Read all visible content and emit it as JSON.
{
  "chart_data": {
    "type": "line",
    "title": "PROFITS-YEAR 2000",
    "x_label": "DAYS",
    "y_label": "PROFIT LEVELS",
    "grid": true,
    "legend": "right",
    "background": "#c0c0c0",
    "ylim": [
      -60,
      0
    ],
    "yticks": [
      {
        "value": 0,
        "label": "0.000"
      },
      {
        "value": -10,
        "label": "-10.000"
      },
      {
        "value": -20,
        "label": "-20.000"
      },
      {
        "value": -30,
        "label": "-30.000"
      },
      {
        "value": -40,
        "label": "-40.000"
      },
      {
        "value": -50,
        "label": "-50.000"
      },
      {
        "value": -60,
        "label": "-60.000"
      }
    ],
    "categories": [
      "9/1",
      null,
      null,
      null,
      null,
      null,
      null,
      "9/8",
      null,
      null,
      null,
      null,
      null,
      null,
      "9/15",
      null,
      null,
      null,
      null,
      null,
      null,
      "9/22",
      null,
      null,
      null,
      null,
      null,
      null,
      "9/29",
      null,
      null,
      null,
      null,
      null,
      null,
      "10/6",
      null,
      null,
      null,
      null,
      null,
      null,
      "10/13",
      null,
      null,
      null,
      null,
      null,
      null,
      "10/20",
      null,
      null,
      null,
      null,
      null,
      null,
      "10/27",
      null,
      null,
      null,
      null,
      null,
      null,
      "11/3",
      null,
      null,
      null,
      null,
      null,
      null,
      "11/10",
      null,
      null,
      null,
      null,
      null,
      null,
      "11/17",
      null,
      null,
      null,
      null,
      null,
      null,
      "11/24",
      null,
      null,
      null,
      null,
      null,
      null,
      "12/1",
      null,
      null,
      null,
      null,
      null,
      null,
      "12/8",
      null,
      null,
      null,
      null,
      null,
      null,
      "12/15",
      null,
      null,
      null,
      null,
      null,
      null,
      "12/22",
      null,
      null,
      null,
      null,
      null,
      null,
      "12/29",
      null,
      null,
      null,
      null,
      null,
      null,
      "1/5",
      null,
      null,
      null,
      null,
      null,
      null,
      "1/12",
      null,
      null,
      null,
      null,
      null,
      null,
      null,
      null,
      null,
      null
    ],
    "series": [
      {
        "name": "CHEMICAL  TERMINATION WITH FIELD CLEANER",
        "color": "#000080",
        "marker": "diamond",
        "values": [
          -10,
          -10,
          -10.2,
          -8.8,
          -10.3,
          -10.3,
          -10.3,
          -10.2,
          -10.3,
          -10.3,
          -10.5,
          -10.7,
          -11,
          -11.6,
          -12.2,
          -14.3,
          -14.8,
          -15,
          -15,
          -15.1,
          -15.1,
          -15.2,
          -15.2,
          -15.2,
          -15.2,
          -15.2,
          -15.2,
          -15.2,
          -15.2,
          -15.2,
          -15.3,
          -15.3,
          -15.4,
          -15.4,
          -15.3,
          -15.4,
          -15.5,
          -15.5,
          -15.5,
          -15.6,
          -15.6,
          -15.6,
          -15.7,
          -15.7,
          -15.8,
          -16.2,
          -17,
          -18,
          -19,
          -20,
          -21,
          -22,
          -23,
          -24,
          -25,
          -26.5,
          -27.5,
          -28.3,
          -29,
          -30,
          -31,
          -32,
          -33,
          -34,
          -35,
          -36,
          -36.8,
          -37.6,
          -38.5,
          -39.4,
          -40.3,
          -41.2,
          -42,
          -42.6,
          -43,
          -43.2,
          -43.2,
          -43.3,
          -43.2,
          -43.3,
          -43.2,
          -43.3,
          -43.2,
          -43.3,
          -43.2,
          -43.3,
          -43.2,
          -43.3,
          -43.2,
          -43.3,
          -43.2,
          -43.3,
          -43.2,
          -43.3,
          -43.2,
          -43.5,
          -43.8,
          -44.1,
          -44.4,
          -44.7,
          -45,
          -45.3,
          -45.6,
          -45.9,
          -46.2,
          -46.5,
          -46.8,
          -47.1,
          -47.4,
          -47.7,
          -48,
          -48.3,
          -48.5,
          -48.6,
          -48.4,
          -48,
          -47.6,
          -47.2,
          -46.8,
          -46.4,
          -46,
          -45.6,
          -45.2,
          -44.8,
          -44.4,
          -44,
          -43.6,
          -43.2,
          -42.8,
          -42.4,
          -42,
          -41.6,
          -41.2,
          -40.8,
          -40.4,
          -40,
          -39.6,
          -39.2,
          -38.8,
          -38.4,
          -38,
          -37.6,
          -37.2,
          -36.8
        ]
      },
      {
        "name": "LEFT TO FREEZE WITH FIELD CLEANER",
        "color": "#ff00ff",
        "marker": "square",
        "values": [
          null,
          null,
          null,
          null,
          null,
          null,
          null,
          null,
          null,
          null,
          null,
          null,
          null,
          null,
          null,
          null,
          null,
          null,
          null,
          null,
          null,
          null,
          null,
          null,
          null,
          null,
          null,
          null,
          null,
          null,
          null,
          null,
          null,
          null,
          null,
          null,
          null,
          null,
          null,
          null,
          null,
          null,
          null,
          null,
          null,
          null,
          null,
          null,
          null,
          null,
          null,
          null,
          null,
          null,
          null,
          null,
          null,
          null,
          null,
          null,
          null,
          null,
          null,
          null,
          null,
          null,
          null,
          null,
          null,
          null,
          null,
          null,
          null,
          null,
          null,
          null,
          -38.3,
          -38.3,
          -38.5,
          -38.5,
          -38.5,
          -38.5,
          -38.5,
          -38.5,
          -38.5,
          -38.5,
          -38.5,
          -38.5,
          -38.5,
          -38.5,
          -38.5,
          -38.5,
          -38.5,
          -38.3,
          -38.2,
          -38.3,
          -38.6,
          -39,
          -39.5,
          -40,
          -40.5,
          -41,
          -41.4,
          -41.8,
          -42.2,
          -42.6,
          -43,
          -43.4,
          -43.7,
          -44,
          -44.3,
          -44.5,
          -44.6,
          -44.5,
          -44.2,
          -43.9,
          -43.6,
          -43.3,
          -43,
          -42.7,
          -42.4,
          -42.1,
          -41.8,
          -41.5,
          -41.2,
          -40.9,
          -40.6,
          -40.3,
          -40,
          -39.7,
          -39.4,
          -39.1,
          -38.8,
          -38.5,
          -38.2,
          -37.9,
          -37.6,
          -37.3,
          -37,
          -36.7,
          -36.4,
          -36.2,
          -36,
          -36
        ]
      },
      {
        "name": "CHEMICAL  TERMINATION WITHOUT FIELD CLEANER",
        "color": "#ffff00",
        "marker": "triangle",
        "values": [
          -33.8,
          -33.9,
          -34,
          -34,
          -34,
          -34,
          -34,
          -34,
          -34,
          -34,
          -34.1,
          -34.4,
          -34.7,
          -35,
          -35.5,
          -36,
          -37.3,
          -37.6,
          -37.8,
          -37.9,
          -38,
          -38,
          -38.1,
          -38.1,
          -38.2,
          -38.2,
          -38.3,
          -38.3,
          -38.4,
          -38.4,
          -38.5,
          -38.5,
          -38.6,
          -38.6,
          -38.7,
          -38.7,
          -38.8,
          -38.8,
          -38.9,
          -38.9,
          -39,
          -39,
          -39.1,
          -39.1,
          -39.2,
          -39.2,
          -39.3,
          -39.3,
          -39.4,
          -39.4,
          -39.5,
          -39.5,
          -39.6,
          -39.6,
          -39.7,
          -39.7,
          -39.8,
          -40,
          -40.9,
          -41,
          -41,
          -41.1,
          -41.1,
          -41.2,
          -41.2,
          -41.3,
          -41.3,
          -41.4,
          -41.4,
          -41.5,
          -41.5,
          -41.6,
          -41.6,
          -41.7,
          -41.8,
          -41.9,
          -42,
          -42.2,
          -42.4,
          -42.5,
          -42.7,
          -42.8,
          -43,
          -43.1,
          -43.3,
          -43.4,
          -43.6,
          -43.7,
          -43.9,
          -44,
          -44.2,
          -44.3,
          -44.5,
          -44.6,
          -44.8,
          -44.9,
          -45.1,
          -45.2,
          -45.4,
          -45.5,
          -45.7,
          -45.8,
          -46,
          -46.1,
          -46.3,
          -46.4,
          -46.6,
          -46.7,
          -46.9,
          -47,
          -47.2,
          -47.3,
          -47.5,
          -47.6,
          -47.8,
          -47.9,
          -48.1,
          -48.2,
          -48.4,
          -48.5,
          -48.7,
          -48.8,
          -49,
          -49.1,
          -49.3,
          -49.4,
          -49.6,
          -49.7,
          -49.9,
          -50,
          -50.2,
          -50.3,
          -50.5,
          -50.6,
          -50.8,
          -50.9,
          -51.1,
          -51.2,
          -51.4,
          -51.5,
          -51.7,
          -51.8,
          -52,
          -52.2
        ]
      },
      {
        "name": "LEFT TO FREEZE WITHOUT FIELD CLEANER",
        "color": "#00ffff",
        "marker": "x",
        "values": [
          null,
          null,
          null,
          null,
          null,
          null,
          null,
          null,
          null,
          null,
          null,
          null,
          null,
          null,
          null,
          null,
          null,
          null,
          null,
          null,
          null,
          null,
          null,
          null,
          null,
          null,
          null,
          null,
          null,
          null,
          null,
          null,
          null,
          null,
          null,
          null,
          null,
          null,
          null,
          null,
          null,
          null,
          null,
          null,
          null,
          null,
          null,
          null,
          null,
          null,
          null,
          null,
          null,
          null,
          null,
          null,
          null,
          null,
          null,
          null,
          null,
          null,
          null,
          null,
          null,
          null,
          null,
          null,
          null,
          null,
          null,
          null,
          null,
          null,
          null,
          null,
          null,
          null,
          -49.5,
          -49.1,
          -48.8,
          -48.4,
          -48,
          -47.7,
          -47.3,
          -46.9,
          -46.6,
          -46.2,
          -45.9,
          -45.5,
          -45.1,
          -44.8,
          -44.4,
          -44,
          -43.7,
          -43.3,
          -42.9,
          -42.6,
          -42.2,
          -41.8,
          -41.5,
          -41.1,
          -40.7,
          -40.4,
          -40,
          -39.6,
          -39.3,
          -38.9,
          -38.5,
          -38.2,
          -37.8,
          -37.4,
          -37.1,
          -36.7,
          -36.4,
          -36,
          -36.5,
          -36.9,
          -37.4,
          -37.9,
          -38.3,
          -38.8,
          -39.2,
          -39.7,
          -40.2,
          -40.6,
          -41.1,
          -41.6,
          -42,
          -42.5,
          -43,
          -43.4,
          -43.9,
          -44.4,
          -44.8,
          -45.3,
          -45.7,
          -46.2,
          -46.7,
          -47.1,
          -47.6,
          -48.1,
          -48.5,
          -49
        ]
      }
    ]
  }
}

▸ **WHAT IS ASKED**: Reproduce every line of the listing above in which the string "CHEMICAL" appears.

▸ **WORKED SOLUTION**:
        "name": "CHEMICAL  TERMINATION WITH FIELD CLEANER",
        "name": "CHEMICAL  TERMINATION WITHOUT FIELD CLEANER",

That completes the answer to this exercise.